**What the exercise asks**
Retype, character for character, the portion of the blog post on Mexican soup that begins with the words "Is there something" and ends with "the canned beans.".

This month’s #SoupSaturdaySwappers “Mexican Soup” theme was chosen by Karen of Karen’s Kitchen Stories. I will admit that generally, I am not someone who gravitates towards Mexican-inspired soups due to their spice and tomato content, which almost always leave me feeling as if my stomach is on fire and slowly dying. However, this month I chose to embrace the theme, as well as filling a request for easy to prepare meals that are not only nutritious but also don’t make enough food to feed a small army.
Recently, I traveled to Richmond for an extended family affair and was confronted with the realization that there are actually people out there that read this lil’ ol’ blog and man do they ever have their requests and opinions about it. One such request was that it would be really lovely if I could come up with a few quick to make, healthy recipes, which also don’t require a single person having to eat the same meal for five days straight. Well, challenge accepted Brenda. You asked and now you have received, and yes, there will be more coming in the future.
Is there something in particular which you would like to see featured here on this blog? Perhaps a special recipe you would like to see made and adapted by me and Brenna? Please comment below with your suggestions, ideas, and recommendations. We look forward to hearing from y’all.
- 1 (15.5-oz.) Can Butter Beans
- 1(15.5-oz.) Can Small White Beans
- 1 (14.5-oz.) Can Petite Diced Tomatoes
- 1 (4.5-oz.) Can Chopped Green Chiles
- 1 1/2 Cups Vegetable or Chicken Broth or Stock
- 1 Tablespoon Fresh Cilantro, Finely Chopped
- 2 Teaspoons Taco Seasoning
- 1/2 Teaspoon Ground Sea Salt
- Crumbled Queso Fresco
- Rinse and drain the canned beans.

**Data listing**
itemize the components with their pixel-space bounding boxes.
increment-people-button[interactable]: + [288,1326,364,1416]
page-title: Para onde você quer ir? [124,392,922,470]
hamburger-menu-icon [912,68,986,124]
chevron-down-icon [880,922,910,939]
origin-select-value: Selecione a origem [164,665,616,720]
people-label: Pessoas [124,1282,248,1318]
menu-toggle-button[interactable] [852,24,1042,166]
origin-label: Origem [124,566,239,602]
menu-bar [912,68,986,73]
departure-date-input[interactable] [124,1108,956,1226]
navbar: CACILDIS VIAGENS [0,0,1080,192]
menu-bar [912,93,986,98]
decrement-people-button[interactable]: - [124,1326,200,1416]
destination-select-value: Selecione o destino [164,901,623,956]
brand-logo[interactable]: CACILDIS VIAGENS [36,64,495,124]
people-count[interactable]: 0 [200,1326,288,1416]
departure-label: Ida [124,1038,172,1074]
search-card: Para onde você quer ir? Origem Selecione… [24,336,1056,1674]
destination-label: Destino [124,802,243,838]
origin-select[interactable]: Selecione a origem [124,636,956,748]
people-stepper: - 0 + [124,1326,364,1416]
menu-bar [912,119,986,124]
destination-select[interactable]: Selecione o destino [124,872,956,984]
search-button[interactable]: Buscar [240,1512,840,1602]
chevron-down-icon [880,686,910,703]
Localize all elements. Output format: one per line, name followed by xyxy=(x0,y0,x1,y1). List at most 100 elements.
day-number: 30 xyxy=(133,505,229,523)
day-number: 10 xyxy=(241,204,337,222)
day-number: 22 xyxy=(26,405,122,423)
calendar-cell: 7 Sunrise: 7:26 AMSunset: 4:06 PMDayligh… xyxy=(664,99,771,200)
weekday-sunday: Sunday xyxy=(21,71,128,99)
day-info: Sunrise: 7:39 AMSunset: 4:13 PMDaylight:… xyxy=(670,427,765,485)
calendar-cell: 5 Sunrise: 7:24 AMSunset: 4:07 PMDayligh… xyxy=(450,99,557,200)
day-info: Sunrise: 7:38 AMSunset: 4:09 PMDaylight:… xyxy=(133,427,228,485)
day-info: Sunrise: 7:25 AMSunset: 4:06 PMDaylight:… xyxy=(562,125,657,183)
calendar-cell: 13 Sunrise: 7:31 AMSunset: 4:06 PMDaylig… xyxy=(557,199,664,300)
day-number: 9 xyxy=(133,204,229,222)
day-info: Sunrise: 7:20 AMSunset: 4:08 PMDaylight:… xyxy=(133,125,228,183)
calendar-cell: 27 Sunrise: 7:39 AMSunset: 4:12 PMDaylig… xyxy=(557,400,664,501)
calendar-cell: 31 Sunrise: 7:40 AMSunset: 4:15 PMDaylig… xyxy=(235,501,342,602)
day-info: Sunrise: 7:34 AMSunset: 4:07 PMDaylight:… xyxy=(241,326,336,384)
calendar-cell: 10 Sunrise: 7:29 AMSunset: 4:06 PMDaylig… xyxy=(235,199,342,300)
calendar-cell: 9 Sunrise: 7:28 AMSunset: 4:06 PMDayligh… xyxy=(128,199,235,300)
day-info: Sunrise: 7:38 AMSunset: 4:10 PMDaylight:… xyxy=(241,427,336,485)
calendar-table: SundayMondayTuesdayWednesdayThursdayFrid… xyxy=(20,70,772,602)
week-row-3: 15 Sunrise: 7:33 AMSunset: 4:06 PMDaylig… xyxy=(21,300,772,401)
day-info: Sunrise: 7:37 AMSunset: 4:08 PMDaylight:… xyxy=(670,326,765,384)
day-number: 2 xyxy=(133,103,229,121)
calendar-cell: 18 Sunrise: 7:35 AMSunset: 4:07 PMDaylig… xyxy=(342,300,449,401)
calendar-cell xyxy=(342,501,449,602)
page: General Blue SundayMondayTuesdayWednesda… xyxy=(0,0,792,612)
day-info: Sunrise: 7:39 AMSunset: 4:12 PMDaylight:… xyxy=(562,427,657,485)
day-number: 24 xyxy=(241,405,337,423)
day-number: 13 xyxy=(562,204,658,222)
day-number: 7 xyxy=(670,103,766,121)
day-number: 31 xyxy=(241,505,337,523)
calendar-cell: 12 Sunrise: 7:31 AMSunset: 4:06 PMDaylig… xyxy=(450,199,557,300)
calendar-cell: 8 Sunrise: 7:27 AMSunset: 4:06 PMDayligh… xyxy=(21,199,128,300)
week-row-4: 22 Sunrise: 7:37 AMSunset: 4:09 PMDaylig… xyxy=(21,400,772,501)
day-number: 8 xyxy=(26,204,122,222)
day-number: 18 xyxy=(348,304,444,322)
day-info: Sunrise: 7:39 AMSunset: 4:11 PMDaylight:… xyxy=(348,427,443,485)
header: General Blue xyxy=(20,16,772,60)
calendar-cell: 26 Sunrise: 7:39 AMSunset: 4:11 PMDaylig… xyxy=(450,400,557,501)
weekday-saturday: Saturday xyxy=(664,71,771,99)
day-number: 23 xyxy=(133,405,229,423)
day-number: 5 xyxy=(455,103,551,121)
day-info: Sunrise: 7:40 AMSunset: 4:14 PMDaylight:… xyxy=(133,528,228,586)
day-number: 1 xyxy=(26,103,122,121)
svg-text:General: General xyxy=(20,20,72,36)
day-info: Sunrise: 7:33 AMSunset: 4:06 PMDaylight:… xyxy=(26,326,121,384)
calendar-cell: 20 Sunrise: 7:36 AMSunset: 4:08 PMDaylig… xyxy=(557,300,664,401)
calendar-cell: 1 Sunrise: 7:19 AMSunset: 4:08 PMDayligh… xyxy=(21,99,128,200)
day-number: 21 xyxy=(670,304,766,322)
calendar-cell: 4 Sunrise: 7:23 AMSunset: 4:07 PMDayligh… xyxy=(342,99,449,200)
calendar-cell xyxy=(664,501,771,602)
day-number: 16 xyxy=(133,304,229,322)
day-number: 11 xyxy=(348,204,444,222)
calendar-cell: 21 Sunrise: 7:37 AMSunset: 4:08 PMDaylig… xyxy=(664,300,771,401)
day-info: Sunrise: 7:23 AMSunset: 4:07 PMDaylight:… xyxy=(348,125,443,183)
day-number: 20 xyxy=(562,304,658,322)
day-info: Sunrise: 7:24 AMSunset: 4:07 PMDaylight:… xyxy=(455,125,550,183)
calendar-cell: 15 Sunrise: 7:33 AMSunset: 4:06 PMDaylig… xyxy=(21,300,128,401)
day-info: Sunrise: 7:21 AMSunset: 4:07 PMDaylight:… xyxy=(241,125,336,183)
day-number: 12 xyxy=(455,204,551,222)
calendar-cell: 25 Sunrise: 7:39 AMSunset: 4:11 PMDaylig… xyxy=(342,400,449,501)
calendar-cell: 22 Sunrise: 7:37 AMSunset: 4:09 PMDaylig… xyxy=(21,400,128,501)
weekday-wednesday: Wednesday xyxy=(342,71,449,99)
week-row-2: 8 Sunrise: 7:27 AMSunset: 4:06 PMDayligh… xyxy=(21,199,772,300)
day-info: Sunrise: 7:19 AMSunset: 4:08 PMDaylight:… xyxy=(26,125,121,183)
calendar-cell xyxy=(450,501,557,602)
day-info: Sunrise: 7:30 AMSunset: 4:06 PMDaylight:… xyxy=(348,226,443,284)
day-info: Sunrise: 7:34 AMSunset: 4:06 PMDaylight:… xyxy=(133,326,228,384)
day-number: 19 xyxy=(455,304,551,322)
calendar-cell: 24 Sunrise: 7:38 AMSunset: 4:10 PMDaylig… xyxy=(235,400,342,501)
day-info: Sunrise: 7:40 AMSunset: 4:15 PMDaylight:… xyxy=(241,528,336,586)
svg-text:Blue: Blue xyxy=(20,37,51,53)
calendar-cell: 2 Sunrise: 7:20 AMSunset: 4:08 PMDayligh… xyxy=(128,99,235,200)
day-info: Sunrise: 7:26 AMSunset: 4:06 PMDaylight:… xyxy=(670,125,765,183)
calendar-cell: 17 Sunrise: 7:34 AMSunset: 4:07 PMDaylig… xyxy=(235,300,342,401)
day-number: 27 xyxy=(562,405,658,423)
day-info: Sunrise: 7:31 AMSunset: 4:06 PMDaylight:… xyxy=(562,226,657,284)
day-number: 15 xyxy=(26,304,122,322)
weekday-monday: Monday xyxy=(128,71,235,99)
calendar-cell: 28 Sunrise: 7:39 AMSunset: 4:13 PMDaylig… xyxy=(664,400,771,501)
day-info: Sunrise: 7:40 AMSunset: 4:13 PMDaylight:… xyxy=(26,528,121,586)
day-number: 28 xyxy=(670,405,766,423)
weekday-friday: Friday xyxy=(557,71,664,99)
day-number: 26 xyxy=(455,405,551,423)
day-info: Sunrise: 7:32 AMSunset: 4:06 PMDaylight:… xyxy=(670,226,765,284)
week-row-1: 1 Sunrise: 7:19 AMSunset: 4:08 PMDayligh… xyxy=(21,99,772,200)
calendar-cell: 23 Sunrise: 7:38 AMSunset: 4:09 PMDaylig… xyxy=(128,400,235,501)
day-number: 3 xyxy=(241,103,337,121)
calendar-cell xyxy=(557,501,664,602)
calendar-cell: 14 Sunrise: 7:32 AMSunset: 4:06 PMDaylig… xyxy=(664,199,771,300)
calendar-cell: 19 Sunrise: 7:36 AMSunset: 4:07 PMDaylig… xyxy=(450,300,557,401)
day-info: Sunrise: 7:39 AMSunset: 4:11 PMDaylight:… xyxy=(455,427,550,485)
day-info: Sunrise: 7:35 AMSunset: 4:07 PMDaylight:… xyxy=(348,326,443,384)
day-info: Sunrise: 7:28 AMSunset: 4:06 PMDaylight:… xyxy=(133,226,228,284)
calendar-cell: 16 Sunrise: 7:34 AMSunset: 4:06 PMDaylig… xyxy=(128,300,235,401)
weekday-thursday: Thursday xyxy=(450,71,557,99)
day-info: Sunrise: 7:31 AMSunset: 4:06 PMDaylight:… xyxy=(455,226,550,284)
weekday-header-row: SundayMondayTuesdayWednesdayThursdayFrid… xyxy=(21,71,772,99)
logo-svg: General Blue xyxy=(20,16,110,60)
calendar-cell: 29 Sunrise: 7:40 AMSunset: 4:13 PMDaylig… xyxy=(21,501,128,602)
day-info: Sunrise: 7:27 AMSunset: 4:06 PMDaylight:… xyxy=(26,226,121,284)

**Written answer**
Is there something in particular which you would like to see featured here on this blog? Perhaps a special recipe you would like to see made and adapted by me and Brenna? Please comment below with your suggestions, ideas, and recommendations. We look forward to hearing from y’all.
- 1 (15.5-oz.) Can Butter Beans
- 1(15.5-oz.) Can Small White Beans
- 1 (14.5-oz.) Can Petite Diced Tomatoes
- 1 (4.5-oz.) Can Chopped Green Chiles
- 1 1/2 Cups Vegetable or Chicken Broth or Stock
- 1 Tablespoon Fresh Cilantro, Finely Chopped
- 2 Teaspoons Taco Seasoning
- 1/2 Teaspoon Ground Sea Salt
- Crumbled Queso Fresco
- Rinse and drain the canned beans.